What is being asked: Output all the data exactly. Pictures do not belong in the copy.

Material for this task:
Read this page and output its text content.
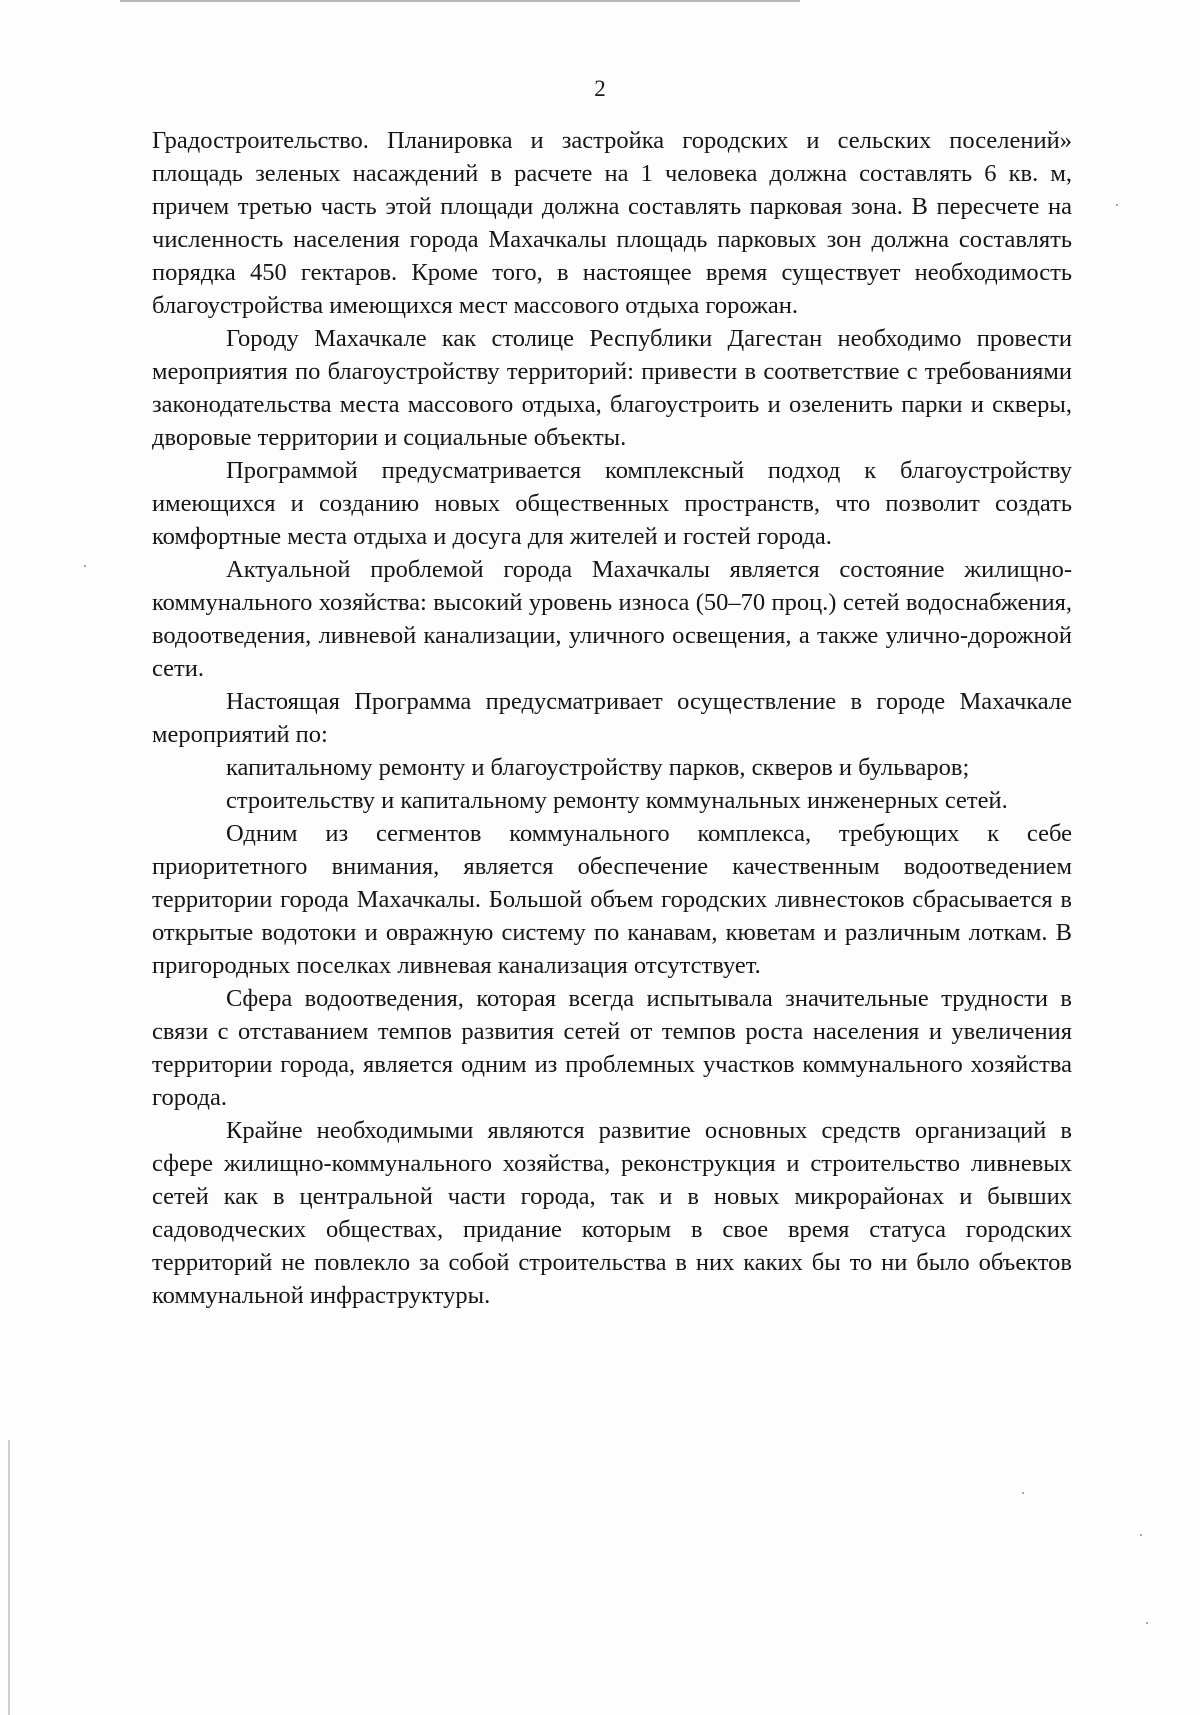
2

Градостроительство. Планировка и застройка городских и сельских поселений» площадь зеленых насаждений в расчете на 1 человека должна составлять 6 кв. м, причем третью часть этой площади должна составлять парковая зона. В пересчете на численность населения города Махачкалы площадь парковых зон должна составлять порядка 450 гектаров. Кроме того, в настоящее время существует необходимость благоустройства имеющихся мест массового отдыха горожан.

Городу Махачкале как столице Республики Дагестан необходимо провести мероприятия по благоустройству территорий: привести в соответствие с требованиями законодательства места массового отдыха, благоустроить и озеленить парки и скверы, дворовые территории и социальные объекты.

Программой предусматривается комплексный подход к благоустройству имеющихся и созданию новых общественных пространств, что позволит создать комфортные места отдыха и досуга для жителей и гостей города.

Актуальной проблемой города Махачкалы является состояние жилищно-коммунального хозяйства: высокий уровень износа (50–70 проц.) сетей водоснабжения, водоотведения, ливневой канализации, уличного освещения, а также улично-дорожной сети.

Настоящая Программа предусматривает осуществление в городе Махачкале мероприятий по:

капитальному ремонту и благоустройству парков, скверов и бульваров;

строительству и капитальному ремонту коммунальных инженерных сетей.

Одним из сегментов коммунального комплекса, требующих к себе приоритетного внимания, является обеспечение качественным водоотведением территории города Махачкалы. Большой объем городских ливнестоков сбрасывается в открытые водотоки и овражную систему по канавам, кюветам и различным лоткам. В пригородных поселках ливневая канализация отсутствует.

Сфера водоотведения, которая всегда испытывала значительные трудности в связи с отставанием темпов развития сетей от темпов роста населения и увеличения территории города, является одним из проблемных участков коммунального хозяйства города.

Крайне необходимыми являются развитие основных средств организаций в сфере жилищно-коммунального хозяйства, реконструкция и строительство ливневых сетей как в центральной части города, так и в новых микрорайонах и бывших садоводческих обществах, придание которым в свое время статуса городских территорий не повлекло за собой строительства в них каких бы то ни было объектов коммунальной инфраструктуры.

Task response:
Read this page and output its text content.
2

Градостроительство. Планировка и застройка городских и сельских поселений» площадь зеленых насаждений в расчете на 1 человека должна составлять 6 кв. м, причем третью часть этой площади должна составлять парковая зона. В пересчете на численность населения города Махачкалы площадь парковых зон должна составлять порядка 450 гектаров. Кроме того, в настоящее время существует необходимость благоустройства имеющихся мест массового отдыха горожан.

Городу Махачкале как столице Республики Дагестан необходимо провести мероприятия по благоустройству территорий: привести в соответствие с требованиями законодательства места массового отдыха, благоустроить и озеленить парки и скверы, дворовые территории и социальные объекты.

Программой предусматривается комплексный подход к благоустройству имеющихся и созданию новых общественных пространств, что позволит создать комфортные места отдыха и досуга для жителей и гостей города.

Актуальной проблемой города Махачкалы является состояние жилищно-коммунального хозяйства: высокий уровень износа (50–70 проц.) сетей водоснабжения, водоотведения, ливневой канализации, уличного освещения, а также улично-дорожной сети.

Настоящая Программа предусматривает осуществление в городе Махачкале мероприятий по:

капитальному ремонту и благоустройству парков, скверов и бульваров;

строительству и капитальному ремонту коммунальных инженерных сетей.

Одним из сегментов коммунального комплекса, требующих к себе приоритетного внимания, является обеспечение качественным водоотведением территории города Махачкалы. Большой объем городских ливнестоков сбрасывается в открытые водотоки и овражную систему по канавам, кюветам и различным лоткам. В пригородных поселках ливневая канализация отсутствует.

Сфера водоотведения, которая всегда испытывала значительные трудности в связи с отставанием темпов развития сетей от темпов роста населения и увеличения территории города, является одним из проблемных участков коммунального хозяйства города.

Крайне необходимыми являются развитие основных средств организаций в сфере жилищно-коммунального хозяйства, реконструкция и строительство ливневых сетей как в центральной части города, так и в новых микрорайонах и бывших садоводческих обществах, придание которым в свое время статуса городских территорий не повлекло за собой строительства в них каких бы то ни было объектов коммунальной инфраструктуры.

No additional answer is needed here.